● Task directions
From the records, pick out and copy each line containing "check".

— Begin Extracted material —

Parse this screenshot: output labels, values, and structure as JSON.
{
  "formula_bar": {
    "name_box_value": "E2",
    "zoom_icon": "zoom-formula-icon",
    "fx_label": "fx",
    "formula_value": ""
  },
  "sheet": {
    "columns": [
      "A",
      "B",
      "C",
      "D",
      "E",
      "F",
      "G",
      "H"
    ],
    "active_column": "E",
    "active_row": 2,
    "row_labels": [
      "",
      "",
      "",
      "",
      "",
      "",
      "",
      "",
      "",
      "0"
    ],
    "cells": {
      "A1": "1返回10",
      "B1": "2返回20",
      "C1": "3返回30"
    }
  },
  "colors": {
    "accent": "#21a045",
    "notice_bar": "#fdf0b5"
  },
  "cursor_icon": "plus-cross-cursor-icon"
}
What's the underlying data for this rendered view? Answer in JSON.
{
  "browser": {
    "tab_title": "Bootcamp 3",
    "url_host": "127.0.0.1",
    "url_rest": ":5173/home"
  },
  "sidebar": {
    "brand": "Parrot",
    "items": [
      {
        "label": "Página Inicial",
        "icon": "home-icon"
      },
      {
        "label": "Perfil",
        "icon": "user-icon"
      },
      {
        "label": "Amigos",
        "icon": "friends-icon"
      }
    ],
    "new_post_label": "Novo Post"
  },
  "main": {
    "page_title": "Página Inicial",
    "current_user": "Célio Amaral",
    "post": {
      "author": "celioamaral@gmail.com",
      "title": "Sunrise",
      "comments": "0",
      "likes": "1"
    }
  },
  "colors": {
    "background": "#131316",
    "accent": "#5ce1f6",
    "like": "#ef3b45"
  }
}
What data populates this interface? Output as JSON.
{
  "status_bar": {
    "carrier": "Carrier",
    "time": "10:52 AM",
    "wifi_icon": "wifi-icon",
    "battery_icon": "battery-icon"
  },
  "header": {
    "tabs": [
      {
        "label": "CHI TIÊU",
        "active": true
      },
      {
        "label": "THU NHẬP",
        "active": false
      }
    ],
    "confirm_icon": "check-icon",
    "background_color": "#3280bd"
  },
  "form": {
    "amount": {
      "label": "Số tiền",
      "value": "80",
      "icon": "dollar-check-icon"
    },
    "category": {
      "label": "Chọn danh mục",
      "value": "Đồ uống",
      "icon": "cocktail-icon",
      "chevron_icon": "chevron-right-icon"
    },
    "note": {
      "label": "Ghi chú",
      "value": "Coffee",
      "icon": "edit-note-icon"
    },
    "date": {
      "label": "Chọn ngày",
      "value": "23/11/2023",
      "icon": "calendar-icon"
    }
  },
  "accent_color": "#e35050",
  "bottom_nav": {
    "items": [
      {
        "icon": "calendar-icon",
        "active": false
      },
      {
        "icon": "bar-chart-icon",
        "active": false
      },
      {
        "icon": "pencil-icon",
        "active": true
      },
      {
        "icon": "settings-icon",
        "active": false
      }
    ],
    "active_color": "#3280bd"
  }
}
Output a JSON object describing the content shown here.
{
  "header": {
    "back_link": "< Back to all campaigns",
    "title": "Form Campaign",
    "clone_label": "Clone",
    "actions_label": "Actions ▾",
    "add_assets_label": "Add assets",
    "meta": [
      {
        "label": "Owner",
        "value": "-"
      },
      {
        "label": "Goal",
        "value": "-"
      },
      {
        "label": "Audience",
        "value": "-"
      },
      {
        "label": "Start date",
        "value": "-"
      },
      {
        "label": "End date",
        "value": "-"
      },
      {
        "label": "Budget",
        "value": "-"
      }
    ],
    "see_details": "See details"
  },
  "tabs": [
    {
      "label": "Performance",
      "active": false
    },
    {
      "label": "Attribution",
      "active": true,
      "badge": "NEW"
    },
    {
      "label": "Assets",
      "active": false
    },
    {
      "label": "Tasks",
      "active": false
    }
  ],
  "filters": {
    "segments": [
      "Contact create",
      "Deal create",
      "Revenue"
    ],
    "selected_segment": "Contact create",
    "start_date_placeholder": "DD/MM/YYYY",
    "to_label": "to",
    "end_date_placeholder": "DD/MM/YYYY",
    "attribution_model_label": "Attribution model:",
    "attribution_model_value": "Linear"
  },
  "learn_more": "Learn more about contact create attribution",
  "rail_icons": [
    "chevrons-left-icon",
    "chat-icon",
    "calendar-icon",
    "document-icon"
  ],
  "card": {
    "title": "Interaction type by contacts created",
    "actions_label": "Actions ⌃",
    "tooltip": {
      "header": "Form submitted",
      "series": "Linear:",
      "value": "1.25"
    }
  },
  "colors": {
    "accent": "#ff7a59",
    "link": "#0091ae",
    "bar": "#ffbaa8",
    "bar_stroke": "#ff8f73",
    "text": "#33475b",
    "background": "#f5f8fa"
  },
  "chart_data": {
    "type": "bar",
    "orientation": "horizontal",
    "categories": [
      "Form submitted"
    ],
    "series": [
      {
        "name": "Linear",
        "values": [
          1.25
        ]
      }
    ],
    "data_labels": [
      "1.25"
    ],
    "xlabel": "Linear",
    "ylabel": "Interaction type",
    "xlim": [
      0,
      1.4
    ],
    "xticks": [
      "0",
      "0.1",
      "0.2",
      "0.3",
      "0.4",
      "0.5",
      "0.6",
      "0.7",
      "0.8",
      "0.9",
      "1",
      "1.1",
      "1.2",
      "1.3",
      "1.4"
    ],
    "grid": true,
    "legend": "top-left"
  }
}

— End Extracted material —

● Response
    "confirm_icon": "check-icon",
      "icon": "dollar-check-icon"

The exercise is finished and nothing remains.